╭─ DOCUMENT TEXT

Using Factoring To Fill Budget Shortfalls

Most businesses will operate under a model where they have a large amount of money coming and going out. All of their extra money is invested in new equipment and inventory, and any money that is just sitting around is not making the business grow. The only problem with this model is that it means that a business may not have enough immediate funds to cover expenses. This may require a business to wait a few days to purchase what they need, or they may have to setup a saving account where they are forced to keep money sitting around.


One of the best ways to get around this problem is to use factoring. Factoring is the process where a bank or lender covers a businesses short term budgetary shortfalls. This line of credit is offers a very low rate as lenders know that the money will be paid back, and a business can quickly establish a line of credit by covering the factored money quickly. Two important things to know about factoring is how to arrange for it, and how to increase the amount of factoring that a lender can offer.

The process of arranging for a lender to offer factoring is very simple. The simplest method is to simply speak with the bank manages the small businesses checking and savings account. The bank is able to offer a sum of money that is usually equal to the weekly revenue of the business, and they can offer a factoring package that applies this amount across each one of a business’s checking accounts. This means that a small business can have access to as much factoring as possible on an individual account. A business can use this service in order to cover large expenses such as payroll and rent, which usually come out of an account that is separate from a small business’s main account.

It is also possible to have a third party lender offer factoring on an account. In order to do this, a small business needs to find a lender that offer factoring. It is possible to shop around in order to find a third party lender that is able to offer the lowest rates and fees. The third party lender will look over your credit history, income, and the amount of factoring that your bank offers. They will then offer a factoring package for your approval. When working with a third party lender, it is possible for them to offer funds either before or after the bank applies their factoring service. This means that the lender with the best rates will attempt to cover the budgetary shortfall first, and then the next factoring provider will cover the rest. The process of applying factoring is usually automatic once it is setup, and the providers will simply offer a short term loan whenever the account needs extra money put into it.

╰─
╭─ STUDY MATERIAL

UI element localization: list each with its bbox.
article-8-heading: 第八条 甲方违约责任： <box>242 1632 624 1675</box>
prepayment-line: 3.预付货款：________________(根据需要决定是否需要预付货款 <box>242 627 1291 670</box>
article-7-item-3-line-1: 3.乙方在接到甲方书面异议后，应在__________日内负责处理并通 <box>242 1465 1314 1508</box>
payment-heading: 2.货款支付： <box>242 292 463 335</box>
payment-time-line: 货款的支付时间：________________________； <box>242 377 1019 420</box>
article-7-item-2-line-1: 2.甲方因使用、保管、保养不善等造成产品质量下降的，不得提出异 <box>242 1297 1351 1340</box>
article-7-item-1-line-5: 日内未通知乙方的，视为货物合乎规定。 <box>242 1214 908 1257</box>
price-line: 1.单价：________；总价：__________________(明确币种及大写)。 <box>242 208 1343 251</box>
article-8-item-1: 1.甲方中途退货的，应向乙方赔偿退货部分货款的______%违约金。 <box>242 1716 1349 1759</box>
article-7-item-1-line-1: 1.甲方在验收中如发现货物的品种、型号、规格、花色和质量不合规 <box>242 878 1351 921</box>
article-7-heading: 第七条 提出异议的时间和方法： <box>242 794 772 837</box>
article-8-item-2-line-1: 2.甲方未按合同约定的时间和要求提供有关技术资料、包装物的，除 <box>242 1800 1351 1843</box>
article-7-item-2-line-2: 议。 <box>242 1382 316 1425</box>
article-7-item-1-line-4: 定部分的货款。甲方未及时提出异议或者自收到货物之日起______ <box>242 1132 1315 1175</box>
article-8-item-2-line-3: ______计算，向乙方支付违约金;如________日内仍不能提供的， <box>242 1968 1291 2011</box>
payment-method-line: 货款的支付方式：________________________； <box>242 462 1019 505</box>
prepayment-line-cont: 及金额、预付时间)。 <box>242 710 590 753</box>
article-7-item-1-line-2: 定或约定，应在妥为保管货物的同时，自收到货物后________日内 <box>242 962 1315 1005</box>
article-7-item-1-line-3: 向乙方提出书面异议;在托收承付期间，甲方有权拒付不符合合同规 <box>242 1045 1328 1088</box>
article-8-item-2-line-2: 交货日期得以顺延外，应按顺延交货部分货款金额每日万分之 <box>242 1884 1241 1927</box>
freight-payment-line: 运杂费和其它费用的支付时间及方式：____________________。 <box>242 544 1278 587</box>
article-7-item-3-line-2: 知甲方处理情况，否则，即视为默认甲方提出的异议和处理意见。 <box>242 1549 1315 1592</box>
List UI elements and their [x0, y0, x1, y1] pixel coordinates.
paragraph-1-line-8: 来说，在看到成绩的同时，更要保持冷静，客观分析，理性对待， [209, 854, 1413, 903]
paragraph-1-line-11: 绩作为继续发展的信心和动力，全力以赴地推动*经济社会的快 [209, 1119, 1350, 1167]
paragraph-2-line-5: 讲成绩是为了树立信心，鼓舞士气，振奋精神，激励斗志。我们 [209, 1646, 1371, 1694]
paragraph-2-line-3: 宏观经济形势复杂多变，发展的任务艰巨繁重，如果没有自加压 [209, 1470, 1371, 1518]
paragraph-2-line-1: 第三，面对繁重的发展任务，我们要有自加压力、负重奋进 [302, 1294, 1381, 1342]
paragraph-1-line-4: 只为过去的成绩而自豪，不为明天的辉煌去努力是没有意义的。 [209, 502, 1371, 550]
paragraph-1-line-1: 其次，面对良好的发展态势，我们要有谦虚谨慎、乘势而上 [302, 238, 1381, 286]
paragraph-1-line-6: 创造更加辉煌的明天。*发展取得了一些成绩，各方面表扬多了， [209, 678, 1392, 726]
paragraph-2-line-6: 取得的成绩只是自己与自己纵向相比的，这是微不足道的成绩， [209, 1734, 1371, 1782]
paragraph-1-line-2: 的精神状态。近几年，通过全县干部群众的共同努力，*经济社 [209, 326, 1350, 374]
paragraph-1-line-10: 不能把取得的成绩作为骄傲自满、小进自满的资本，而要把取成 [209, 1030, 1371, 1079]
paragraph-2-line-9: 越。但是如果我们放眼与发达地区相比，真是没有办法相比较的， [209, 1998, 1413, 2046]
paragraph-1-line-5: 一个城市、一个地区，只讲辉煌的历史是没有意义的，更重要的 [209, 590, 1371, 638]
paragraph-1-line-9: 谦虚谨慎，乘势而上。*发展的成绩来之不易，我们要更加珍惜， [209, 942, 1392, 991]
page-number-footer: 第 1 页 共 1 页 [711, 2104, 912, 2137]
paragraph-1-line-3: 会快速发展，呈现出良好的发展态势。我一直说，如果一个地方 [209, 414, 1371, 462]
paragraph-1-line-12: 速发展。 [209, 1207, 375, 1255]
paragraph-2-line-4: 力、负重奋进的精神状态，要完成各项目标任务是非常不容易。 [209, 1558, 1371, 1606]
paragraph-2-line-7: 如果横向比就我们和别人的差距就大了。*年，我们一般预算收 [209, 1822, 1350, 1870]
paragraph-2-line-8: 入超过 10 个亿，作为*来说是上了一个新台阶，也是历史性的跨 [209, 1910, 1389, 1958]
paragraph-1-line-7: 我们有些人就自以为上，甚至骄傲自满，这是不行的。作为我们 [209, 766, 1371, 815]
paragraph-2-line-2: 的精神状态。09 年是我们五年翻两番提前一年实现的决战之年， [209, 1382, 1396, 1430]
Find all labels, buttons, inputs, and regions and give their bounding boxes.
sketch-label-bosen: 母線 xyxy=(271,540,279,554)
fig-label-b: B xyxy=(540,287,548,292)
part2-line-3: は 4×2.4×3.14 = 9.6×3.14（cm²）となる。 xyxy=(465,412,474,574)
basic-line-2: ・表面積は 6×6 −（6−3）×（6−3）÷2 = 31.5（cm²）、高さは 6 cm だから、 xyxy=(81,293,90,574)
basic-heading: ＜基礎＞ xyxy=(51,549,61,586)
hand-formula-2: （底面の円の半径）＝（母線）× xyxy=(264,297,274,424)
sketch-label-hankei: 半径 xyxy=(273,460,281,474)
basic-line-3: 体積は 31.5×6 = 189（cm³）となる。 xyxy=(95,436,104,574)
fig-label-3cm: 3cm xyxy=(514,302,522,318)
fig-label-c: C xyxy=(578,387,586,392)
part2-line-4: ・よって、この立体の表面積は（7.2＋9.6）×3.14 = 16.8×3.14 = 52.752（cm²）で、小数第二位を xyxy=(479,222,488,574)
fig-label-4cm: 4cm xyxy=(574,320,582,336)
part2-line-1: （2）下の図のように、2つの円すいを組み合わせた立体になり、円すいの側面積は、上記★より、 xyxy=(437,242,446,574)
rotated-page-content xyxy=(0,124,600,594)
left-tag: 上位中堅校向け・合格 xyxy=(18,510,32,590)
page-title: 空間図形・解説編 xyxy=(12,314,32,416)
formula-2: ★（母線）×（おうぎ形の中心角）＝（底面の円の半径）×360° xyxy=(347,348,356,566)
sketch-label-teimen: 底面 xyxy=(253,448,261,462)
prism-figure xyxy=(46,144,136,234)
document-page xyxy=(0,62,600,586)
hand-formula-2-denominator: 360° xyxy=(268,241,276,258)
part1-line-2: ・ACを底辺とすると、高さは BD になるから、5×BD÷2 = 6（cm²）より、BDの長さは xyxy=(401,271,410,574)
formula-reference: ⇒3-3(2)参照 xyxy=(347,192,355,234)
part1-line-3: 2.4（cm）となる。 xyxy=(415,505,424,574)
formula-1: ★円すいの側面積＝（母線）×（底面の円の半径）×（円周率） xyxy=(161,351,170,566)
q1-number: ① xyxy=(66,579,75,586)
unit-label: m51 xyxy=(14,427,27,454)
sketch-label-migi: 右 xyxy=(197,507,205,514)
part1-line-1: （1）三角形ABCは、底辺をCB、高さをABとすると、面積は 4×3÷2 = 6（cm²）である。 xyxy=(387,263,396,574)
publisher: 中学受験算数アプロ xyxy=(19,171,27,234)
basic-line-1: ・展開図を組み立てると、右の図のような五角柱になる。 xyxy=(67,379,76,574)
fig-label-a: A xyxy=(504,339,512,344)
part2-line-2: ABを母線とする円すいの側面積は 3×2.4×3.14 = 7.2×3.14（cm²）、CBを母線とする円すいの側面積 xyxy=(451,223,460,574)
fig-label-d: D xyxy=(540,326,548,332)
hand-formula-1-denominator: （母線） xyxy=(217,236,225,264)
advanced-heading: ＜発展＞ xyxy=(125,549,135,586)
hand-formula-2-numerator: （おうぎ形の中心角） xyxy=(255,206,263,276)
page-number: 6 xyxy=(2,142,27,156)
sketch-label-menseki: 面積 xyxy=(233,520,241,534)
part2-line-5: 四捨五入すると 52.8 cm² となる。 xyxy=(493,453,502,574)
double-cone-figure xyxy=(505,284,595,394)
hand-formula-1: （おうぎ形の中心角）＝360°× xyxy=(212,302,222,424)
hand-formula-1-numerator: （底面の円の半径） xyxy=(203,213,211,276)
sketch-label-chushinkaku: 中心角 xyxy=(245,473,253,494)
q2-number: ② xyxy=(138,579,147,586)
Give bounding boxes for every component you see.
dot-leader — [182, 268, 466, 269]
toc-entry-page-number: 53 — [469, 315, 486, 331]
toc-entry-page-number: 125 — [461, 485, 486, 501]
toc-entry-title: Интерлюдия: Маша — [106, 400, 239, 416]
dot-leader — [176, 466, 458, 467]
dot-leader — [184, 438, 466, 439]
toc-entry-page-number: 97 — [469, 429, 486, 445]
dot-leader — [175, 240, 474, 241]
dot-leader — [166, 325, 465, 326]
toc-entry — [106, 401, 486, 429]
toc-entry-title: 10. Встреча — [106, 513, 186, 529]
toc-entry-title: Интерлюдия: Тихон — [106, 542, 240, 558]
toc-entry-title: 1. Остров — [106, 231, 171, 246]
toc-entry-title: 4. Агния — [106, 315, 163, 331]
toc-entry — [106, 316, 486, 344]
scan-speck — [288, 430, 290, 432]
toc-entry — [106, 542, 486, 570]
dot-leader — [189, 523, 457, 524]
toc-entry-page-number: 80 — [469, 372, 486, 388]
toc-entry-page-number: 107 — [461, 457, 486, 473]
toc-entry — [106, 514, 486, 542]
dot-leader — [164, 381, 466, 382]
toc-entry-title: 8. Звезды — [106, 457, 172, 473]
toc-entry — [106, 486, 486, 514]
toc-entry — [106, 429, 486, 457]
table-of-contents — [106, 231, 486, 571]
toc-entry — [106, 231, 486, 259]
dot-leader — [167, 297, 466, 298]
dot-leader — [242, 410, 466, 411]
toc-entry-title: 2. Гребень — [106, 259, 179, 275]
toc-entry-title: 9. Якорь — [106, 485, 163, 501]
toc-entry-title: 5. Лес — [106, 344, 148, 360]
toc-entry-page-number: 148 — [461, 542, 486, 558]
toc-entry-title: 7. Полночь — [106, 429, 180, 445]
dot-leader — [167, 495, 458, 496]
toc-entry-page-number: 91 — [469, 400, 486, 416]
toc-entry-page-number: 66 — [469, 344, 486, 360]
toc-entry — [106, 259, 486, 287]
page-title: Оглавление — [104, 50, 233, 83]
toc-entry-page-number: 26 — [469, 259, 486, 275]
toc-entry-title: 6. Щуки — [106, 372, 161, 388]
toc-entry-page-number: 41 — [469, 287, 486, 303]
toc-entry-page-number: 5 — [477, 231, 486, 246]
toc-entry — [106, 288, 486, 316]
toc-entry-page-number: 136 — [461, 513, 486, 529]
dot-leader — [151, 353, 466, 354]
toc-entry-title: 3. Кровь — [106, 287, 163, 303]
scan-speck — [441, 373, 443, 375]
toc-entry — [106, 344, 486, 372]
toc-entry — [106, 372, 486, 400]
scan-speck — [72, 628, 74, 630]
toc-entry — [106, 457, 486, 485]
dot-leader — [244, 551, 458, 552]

╰─

**PROBLEM SET:**
a - Repeat the factoring article word for word, between "Most businesses will" and "money sitting around.", inclusive.
b - Please carry the factoring article forward with the next part, picking up after its final sentence.

**EXPECTED OUTPUTS:**
a -
Most businesses will operate under a model where they have a large amount of money coming and going out. All of their extra money is invested in new equipment and inventory, and any money that is just sitting around is not making the business grow. The only problem with this model is that it means that a business may not have enough immediate funds to cover expenses. This may require a business to wait a few days to purchase what they need, or they may have to setup a saving account where they are forced to keep money sitting around.

b -
Because factoring is such an effective way to allow a business to invest all their assets, it is a good idea to try to increase the amount of factoring that your small business can secure. The best way to do this is to pay close attention to your accounts. Any accounts that have factored money in them, needs to paid off as quickly as possible. Usually, factoring is only offered for a few days or weeks, and so a business needs to make sure the account is back in the black as quickly as possible. Being able to preserve good credit in other areas will also increase the amount of factoring that a business can secure, and paying off business loans is a great way to make a small business eligible for additional factoring.

Most small businesses will submit new documents to their lenders when they have an increase in revenue or assets in order to secure an extra line of factoring credits. It may even be a good idea to consider putting down a piece of property as collateral. This will allow for a business to secure far more credit, and they can simply remove the property as collateral if they happen to want to use it as collateral for a long term business loan.